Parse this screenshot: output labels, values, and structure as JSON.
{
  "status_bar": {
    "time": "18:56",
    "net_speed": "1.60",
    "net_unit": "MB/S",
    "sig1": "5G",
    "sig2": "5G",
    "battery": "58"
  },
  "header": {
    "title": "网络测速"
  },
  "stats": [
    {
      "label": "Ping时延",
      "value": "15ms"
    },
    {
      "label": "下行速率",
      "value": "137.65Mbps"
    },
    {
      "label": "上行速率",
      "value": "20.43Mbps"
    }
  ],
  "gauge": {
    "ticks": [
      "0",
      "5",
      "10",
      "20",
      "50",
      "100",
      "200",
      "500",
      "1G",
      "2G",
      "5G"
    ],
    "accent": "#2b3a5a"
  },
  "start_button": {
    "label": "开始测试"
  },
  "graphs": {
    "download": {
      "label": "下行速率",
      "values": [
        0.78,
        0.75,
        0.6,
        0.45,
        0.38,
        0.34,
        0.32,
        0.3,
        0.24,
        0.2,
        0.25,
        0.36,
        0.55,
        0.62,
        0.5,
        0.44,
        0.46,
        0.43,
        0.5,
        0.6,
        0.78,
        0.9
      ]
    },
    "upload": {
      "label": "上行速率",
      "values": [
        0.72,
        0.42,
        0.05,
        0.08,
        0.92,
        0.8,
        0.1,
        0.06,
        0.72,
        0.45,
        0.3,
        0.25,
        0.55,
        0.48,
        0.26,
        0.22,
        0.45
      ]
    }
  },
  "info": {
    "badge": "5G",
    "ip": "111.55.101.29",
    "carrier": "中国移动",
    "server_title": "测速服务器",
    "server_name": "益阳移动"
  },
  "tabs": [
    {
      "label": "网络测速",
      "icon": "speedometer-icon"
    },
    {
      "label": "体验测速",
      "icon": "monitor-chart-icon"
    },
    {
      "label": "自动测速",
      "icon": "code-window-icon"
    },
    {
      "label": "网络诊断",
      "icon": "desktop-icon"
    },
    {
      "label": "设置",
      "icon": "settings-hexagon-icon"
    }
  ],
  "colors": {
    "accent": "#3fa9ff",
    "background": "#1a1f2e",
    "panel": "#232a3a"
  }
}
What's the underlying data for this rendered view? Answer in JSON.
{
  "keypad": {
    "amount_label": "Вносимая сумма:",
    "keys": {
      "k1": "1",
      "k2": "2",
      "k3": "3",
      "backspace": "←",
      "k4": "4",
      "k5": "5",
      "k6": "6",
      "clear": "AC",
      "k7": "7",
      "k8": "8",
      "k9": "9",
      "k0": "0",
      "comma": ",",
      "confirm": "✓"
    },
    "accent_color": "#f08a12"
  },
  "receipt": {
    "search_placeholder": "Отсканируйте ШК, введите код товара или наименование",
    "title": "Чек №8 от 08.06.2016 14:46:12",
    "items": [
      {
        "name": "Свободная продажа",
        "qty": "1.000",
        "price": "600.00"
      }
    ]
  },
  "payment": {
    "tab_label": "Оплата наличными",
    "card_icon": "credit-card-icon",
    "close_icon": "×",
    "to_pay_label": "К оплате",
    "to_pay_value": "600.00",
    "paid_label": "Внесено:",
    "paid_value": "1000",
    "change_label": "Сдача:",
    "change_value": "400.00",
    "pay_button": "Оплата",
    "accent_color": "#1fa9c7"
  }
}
--------------------------------
DIRECTIONS FOR THIS TASK ::
Lines from the records above that hold "JSON" are the ones to list.

FINAL ANSWER ::
Parse this screenshot: output labels, values, and structure as JSON.
What's the underlying data for this rendered view? Answer in JSON.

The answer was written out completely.